═════ MATERIAL ═════

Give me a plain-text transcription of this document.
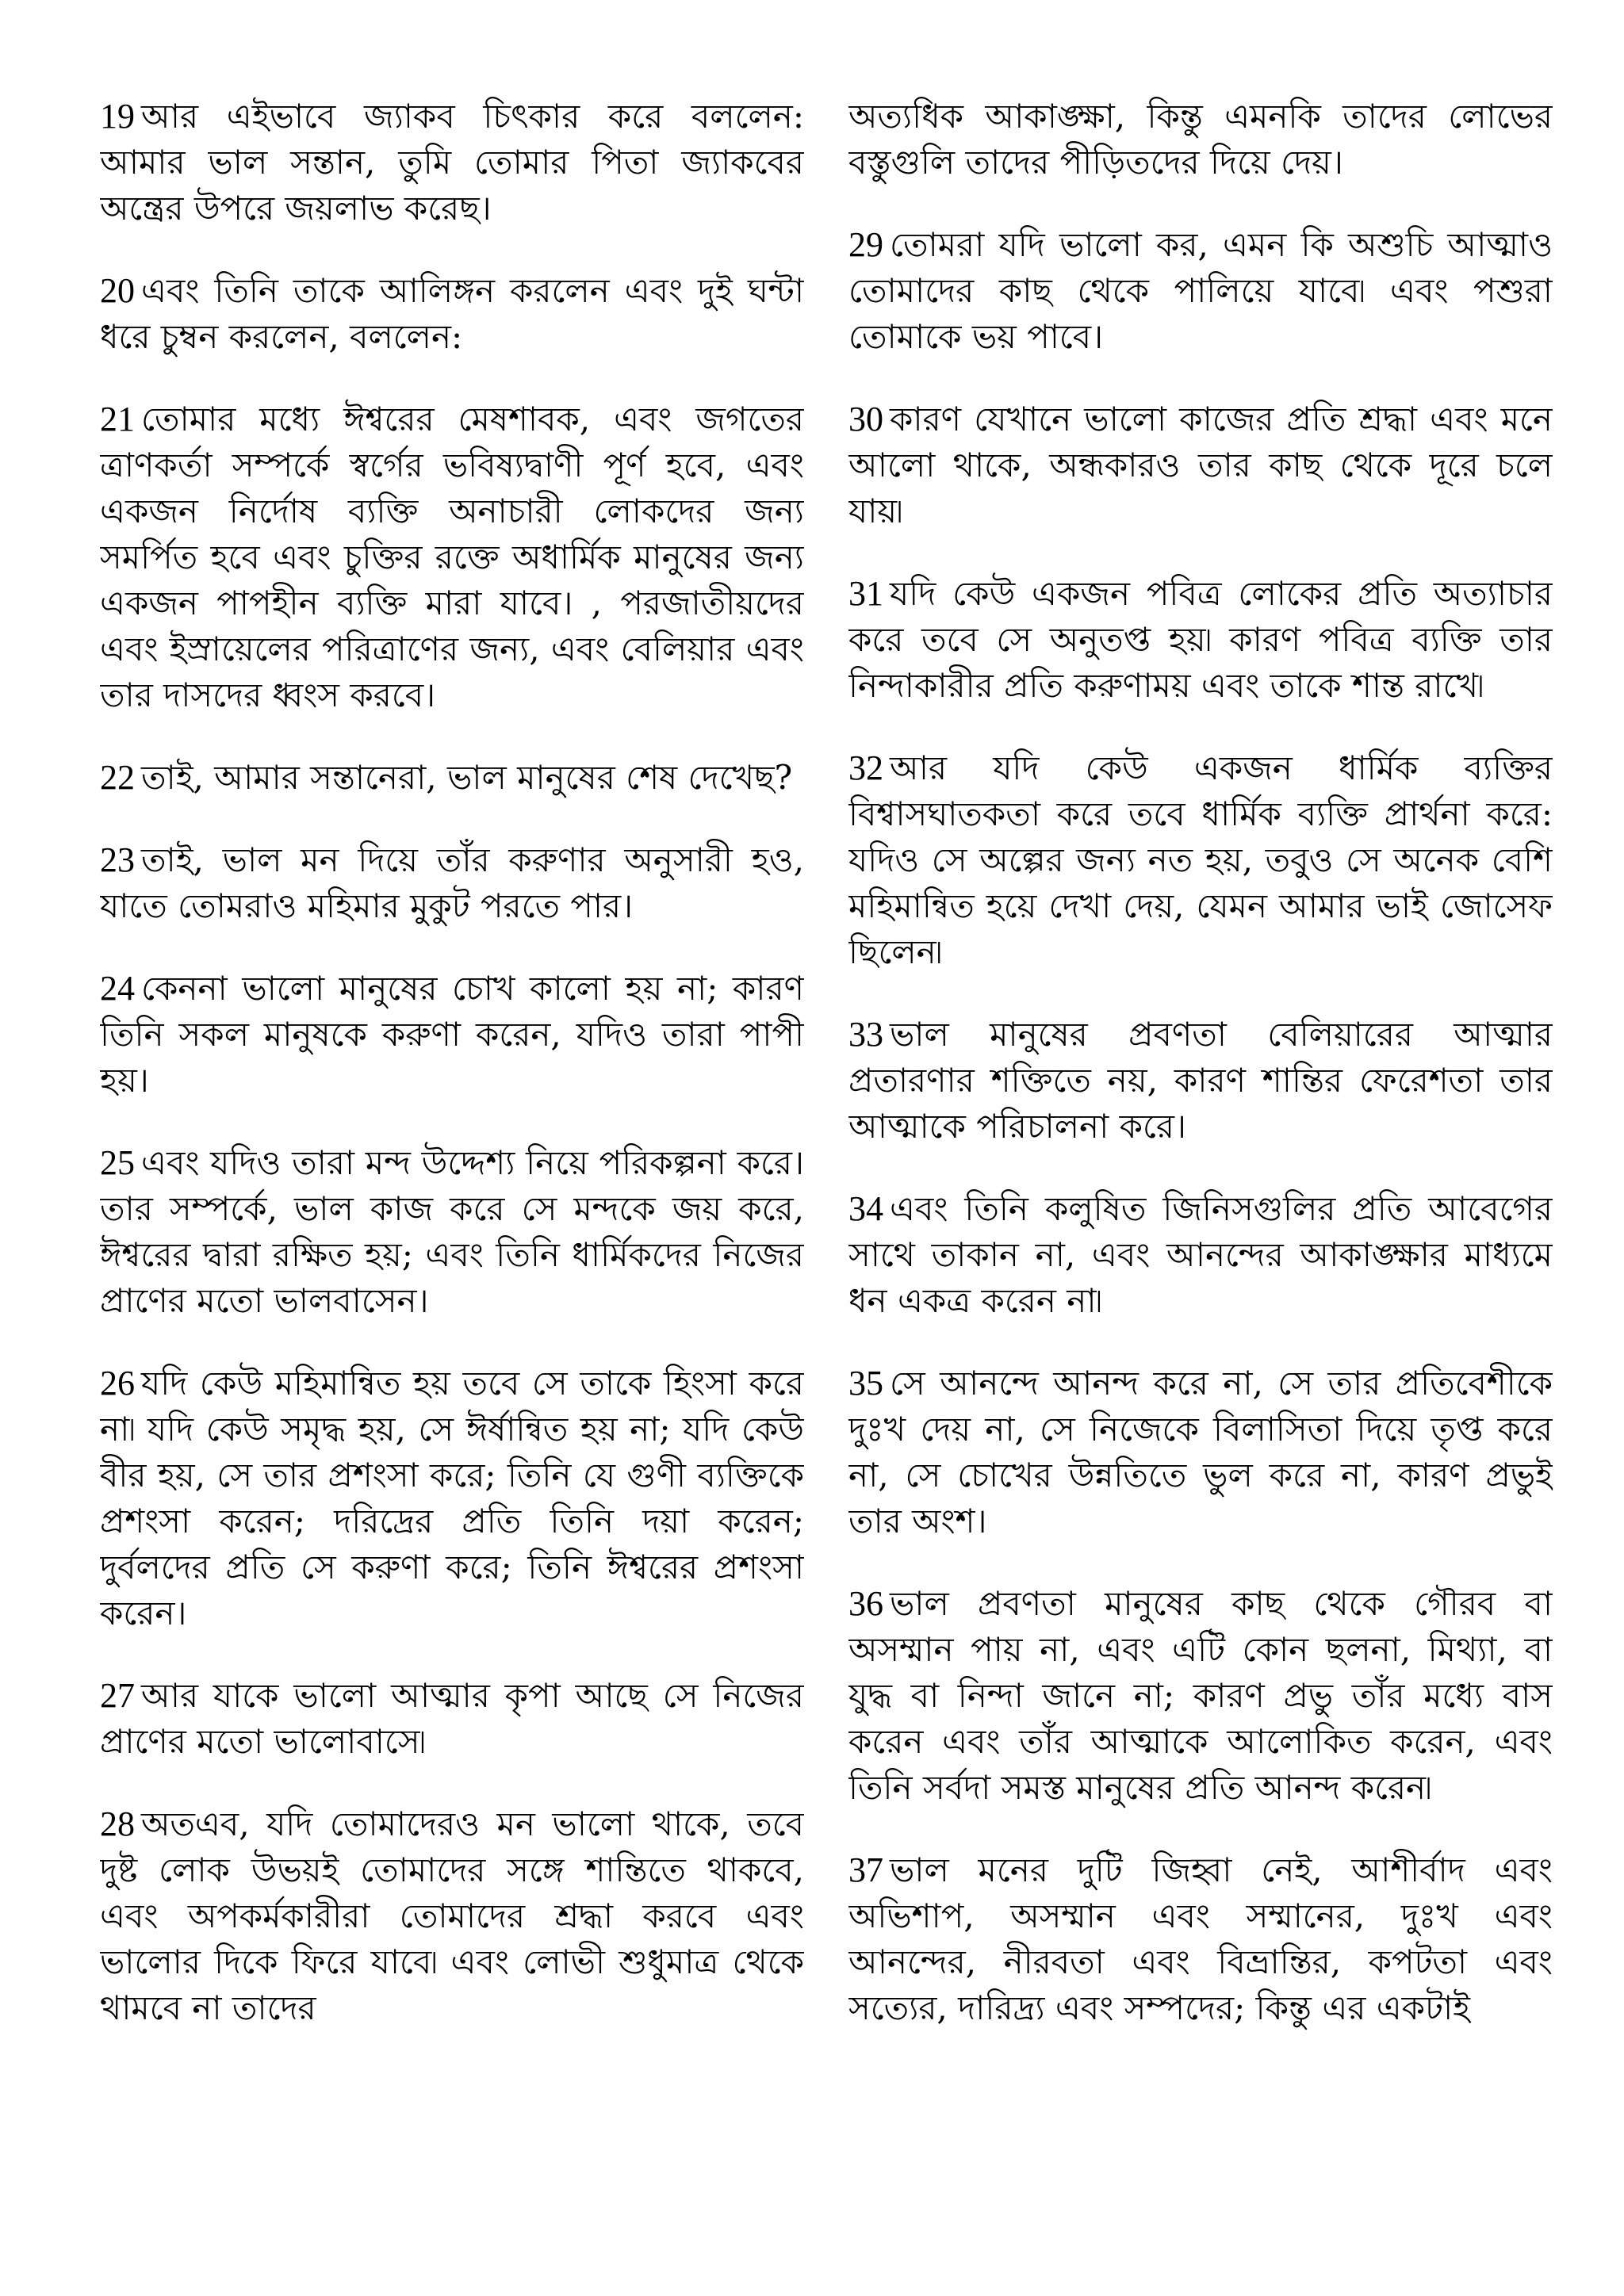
19 আর এইভাবে জ্যাকব চিৎকার করে বললেন: আমার ভাল সন্তান, তুমি তোমার পিতা জ্যাকবের অন্ত্রের উপরে জয়লাভ করেছ।

20 এবং তিনি তাকে আলিঙ্গন করলেন এবং দুই ঘন্টা ধরে চুম্বন করলেন, বললেন:

21 তোমার মধ্যে ঈশ্বরের মেষশাবক, এবং জগতের ত্রাণকর্তা সম্পর্কে স্বর্গের ভবিষ্যদ্বাণী পূর্ণ হবে, এবং একজন নির্দোষ ব্যক্তি অনাচারী লোকদের জন্য সমর্পিত হবে এবং চুক্তির রক্তে অধার্মিক মানুষের জন্য একজন পাপহীন ব্যক্তি মারা যাবে। , পরজাতীয়দের এবং ইস্রায়েলের পরিত্রাণের জন্য, এবং বেলিয়ার এবং তার দাসদের ধ্বংস করবে।

22 তাই, আমার সন্তানেরা, ভাল মানুষের শেষ দেখেছ?

23 তাই, ভাল মন দিয়ে তাঁর করুণার অনুসারী হও, যাতে তোমরাও মহিমার মুকুট পরতে পার।

24 কেননা ভালো মানুষের চোখ কালো হয় না; কারণ তিনি সকল মানুষকে করুণা করেন, যদিও তারা পাপী হয়।

25 এবং যদিও তারা মন্দ উদ্দেশ্য নিয়ে পরিকল্পনা করে। তার সম্পর্কে, ভাল কাজ করে সে মন্দকে জয় করে, ঈশ্বরের দ্বারা রক্ষিত হয়; এবং তিনি ধার্মিকদের নিজের প্রাণের মতো ভালবাসেন।

26 যদি কেউ মহিমান্বিত হয় তবে সে তাকে হিংসা করে না৷ যদি কেউ সমৃদ্ধ হয়, সে ঈর্ষান্বিত হয় না; যদি কেউ বীর হয়, সে তার প্রশংসা করে; তিনি যে গুণী ব্যক্তিকে প্রশংসা করেন; দরিদ্রের প্রতি তিনি দয়া করেন; দুর্বলদের প্রতি সে করুণা করে; তিনি ঈশ্বরের প্রশংসা করেন।

27 আর যাকে ভালো আত্মার কৃপা আছে সে নিজের প্রাণের মতো ভালোবাসে৷

28 অতএব, যদি তোমাদেরও মন ভালো থাকে, তবে দুষ্ট লোক উভয়ই তোমাদের সঙ্গে শান্তিতে থাকবে, এবং অপকর্মকারীরা তোমাদের শ্রদ্ধা করবে এবং ভালোর দিকে ফিরে যাবে৷ এবং লোভী শুধুমাত্র থেকে থামবে না তাদের

অত্যধিক আকাঙ্ক্ষা, কিন্তু এমনকি তাদের লোভের বস্তুগুলি তাদের পীড়িতদের দিয়ে দেয়।

29 তোমরা যদি ভালো কর, এমন কি অশুচি আত্মাও তোমাদের কাছ থেকে পালিয়ে যাবে৷ এবং পশুরা তোমাকে ভয় পাবে।

30 কারণ যেখানে ভালো কাজের প্রতি শ্রদ্ধা এবং মনে আলো থাকে, অন্ধকারও তার কাছ থেকে দূরে চলে যায়৷

31 যদি কেউ একজন পবিত্র লোকের প্রতি অত্যাচার করে তবে সে অনুতপ্ত হয়৷ কারণ পবিত্র ব্যক্তি তার নিন্দাকারীর প্রতি করুণাময় এবং তাকে শান্ত রাখে৷

32 আর যদি কেউ একজন ধার্মিক ব্যক্তির বিশ্বাসঘাতকতা করে তবে ধার্মিক ব্যক্তি প্রার্থনা করে: যদিও সে অল্পের জন্য নত হয়, তবুও সে অনেক বেশি মহিমান্বিত হয়ে দেখা দেয়, যেমন আমার ভাই জোসেফ ছিলেন৷

33 ভাল মানুষের প্রবণতা বেলিয়ারের আত্মার প্রতারণার শক্তিতে নয়, কারণ শান্তির ফেরেশতা তার আত্মাকে পরিচালনা করে।

34 এবং তিনি কলুষিত জিনিসগুলির প্রতি আবেগের সাথে তাকান না, এবং আনন্দের আকাঙ্ক্ষার মাধ্যমে ধন একত্র করেন না৷

35 সে আনন্দে আনন্দ করে না, সে তার প্রতিবেশীকে দুঃখ দেয় না, সে নিজেকে বিলাসিতা দিয়ে তৃপ্ত করে না, সে চোখের উন্নতিতে ভুল করে না, কারণ প্রভুই তার অংশ।

36 ভাল প্রবণতা মানুষের কাছ থেকে গৌরব বা অসম্মান পায় না, এবং এটি কোন ছলনা, মিথ্যা, বা যুদ্ধ বা নিন্দা জানে না; কারণ প্রভু তাঁর মধ্যে বাস করেন এবং তাঁর আত্মাকে আলোকিত করেন, এবং তিনি সর্বদা সমস্ত মানুষের প্রতি আনন্দ করেন৷

37 ভাল মনের দুটি জিহ্বা নেই, আশীর্বাদ এবং অভিশাপ, অসম্মান এবং সম্মানের, দুঃখ এবং আনন্দের, নীরবতা এবং বিভ্রান্তির, কপটতা এবং সত্যের, দারিদ্র্য এবং সম্পদের; কিন্তু এর একটাই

═════

• [EXERCISE BRIEF] Report the number of lines that include the string "একজন"; return nothing but the count.

• [TASK ANSWER] 3